* _任务 1_:
根据下面的文本片段,作者在dubbo的github代码里发现这个问题是哪天修好的?
* _任务 2_:
看看下面的文本片段,判断这几句话跟它说的是否一致:(a) 作者最后决定升级dubbo;(b) 作者改代码时加上了超时时间;(c) 作者加日志是为了确认dubbo用的是自己业务里的ZkclientZookeeperClient类。每句回答“是”或“否”,并原样引用文本片段里起决定作用的话。
* _任务 3_:
把下面文本片段中以“到此确认这个确实是dubbo的bug”开头的那一段改写成分条列表,保留主要内容。

* _文本片段_:
升级dubbo是不可能的,于是我去看了dubbo的github代码,发现已经在 2017.10.31 修复了这个问题。
提交记录:
具体提交记录:
到此确认这个确实是dubbo的bug。于是需要解决这个问题。升级dubbo风险太大,修改单个dubbo的jar,又害怕因为重新编译出问题。最后只能是把ZkclientZookeeperClient复制一份到我业务的src目录下,然后做了如下修改:
//dubbo中ZkclientZookeeperClient.java第25行中的
client = new ZkClient(url.getBackupAddress());
//修改为如下代码,加入超时时间。
//为了确保dubbo使用的是我业务的ZkclientZookeeperClient类,而不是dubbo.jar中的ZkclientZookeeperClient类,于是加了日志。测试发现没有问题。
logger.info(" ignored this error, My_ZkclientZookeeperClient init | start new ZkClient,url is:{} ", url.getBackupAddress());
try {
client = new ZkClient(url.getBackupAddress(), 10000);
} catch (Exception e) {
logger.error(" new ZkClient is fail ,url is ", url.getBackupAddress(), e);
throw e;
}
- tomcat有自己的类加载器,会在lib和classes中优先加载classes的class文件。如果是java,则会是java -cp(等价于java -classpath)指定,平时我们用ide运行java程序,ide都会指定-cp。 *
到此,问题解决。

* _展示材料_:
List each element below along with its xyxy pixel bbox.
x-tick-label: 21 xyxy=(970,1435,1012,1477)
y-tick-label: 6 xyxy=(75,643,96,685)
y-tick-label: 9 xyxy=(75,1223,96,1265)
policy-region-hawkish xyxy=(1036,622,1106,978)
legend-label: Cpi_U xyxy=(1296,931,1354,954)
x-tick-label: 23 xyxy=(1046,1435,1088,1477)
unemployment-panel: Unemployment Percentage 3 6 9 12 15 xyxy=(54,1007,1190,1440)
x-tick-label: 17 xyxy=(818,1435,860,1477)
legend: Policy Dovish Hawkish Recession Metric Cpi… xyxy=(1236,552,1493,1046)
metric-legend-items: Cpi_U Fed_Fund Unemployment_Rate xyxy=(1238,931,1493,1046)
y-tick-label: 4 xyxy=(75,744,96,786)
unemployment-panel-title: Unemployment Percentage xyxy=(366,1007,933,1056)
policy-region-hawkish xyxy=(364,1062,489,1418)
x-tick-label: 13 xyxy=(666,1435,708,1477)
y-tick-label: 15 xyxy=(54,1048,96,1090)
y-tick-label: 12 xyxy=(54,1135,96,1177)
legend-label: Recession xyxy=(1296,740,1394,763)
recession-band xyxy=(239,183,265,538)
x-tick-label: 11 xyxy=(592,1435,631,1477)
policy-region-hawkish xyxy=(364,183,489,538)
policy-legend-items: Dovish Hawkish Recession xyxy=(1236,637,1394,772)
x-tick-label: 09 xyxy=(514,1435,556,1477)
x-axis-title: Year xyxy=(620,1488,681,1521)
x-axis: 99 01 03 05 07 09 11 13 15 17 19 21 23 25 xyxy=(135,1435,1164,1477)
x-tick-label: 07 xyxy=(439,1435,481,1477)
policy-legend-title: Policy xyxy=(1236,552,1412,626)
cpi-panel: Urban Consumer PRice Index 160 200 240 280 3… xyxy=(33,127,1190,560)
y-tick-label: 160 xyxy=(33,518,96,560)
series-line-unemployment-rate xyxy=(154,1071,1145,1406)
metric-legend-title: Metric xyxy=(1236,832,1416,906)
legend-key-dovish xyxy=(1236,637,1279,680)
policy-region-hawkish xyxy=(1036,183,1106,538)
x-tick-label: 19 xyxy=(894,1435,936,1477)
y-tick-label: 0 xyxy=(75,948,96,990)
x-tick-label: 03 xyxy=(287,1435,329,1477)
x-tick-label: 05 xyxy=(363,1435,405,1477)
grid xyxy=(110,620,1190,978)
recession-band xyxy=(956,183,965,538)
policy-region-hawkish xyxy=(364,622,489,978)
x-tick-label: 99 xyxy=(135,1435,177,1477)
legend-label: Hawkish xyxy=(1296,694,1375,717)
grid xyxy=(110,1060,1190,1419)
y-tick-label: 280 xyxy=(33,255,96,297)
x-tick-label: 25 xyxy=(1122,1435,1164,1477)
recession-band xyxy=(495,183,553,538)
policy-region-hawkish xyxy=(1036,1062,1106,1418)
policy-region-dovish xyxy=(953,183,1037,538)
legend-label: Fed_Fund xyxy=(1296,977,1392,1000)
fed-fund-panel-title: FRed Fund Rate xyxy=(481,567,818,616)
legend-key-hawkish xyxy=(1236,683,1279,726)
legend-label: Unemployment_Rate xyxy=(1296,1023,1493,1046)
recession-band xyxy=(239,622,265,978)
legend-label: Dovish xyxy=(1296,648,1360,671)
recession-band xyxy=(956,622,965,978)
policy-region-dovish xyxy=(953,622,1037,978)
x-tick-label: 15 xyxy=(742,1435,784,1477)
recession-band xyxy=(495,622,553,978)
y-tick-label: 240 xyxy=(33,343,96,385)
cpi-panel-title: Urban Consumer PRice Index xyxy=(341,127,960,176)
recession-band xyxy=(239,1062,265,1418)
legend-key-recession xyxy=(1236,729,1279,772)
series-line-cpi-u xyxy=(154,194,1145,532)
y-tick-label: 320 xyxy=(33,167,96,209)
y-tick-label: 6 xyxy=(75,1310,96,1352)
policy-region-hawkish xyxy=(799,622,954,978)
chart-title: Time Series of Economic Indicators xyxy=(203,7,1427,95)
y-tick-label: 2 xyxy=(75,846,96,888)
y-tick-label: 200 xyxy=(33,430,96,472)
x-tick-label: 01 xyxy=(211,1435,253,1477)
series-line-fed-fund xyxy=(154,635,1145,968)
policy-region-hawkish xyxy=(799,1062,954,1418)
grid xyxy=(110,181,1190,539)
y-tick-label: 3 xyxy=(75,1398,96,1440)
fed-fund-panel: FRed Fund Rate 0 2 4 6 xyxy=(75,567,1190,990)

* * *

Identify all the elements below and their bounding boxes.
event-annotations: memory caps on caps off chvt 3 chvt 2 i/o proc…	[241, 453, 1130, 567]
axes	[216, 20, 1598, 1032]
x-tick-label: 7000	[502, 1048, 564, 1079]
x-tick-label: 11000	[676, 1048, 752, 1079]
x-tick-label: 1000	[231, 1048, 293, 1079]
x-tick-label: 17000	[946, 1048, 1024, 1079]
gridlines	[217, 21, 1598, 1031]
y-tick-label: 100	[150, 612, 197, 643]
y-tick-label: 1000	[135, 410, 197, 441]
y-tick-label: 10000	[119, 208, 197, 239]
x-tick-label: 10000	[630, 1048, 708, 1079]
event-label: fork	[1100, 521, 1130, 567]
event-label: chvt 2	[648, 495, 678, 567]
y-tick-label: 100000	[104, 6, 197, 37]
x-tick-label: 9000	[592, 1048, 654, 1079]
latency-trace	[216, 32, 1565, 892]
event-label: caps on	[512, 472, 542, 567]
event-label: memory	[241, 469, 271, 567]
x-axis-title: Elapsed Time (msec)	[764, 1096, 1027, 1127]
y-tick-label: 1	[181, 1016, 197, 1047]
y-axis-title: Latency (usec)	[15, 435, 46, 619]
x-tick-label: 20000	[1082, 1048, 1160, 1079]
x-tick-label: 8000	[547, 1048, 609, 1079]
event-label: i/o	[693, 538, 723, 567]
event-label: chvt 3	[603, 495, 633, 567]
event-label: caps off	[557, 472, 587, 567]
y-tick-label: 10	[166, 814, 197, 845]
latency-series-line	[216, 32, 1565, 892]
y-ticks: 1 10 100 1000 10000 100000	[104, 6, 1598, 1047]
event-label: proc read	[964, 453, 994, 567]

...

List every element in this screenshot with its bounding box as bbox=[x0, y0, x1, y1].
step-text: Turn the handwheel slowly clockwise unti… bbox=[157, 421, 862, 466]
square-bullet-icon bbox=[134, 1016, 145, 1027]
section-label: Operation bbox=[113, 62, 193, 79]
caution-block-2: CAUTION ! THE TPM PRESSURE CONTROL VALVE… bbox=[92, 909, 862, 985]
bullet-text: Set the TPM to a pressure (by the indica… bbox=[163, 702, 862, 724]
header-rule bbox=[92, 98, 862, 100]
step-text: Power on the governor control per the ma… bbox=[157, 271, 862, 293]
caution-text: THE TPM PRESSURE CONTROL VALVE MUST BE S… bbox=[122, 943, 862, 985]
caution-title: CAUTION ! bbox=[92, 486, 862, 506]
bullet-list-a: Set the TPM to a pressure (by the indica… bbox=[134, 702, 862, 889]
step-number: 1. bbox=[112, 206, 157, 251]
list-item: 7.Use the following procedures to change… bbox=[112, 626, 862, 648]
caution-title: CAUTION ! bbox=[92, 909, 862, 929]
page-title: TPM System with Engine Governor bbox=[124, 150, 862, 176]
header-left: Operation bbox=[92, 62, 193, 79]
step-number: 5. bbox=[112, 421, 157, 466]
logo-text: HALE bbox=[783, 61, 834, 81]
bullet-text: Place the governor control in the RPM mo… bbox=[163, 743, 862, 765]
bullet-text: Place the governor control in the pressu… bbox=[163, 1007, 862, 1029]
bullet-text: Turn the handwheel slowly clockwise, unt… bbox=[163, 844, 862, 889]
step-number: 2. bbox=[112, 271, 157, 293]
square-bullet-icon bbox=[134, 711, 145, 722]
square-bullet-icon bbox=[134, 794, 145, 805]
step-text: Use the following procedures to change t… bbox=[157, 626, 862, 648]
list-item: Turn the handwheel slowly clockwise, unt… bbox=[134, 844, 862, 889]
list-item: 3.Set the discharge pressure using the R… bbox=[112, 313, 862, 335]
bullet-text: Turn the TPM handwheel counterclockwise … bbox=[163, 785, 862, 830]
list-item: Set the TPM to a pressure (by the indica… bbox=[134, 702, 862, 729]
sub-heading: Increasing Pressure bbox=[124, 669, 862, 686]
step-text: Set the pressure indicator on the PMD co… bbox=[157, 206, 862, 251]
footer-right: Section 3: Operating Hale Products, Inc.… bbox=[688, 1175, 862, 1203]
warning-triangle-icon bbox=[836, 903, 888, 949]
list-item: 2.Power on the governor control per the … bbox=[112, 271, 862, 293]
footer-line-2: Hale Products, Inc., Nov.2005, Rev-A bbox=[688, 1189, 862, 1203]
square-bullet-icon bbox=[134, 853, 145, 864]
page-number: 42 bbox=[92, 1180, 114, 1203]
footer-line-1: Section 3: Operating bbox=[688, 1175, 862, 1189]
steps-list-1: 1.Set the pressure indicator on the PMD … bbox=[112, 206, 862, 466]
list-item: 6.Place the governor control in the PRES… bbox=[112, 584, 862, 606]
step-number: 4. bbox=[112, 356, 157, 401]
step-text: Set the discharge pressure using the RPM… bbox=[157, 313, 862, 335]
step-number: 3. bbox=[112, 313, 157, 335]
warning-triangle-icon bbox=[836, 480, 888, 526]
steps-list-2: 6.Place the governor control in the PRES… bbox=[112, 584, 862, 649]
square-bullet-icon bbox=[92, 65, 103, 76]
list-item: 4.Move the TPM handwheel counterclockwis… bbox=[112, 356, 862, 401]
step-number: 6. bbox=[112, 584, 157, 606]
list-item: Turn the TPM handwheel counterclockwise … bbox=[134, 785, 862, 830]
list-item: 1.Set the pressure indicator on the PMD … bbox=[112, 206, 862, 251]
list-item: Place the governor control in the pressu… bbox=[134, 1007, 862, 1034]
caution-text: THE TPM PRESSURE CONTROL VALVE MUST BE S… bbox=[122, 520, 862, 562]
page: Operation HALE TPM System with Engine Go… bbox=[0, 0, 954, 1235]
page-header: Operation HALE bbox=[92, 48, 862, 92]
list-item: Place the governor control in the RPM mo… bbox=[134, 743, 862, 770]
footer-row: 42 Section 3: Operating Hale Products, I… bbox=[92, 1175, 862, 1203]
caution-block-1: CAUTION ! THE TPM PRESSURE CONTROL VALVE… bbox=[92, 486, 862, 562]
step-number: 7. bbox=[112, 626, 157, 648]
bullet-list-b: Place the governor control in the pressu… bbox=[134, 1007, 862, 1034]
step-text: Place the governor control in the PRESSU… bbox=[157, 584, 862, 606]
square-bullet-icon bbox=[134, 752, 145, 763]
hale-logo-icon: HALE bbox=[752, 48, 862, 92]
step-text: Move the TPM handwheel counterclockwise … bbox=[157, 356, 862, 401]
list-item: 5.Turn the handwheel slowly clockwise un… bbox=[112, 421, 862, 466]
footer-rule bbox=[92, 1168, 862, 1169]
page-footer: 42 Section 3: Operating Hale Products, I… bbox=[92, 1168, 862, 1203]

* _书面回答 1_:
2017.10.31

* _书面回答 2_:
(a) 否:“升级dubbo风险太大”
(b) 是:“修改为如下代码,加入超时时间。”
(c) 是:“为了确保dubbo使用的是我业务的ZkclientZookeeperClient类,而不是dubbo.jar中的ZkclientZookeeperClient类,于是加了日志。”

* _书面回答 3_:
- 确认这确实是dubbo的bug,需要解决。
- 升级dubbo风险太大。
- 只改一个dubbo的jar,又怕重新编译出问题。
- 最后把ZkclientZookeeperClient复制一份到业务的src目录下,再做修改。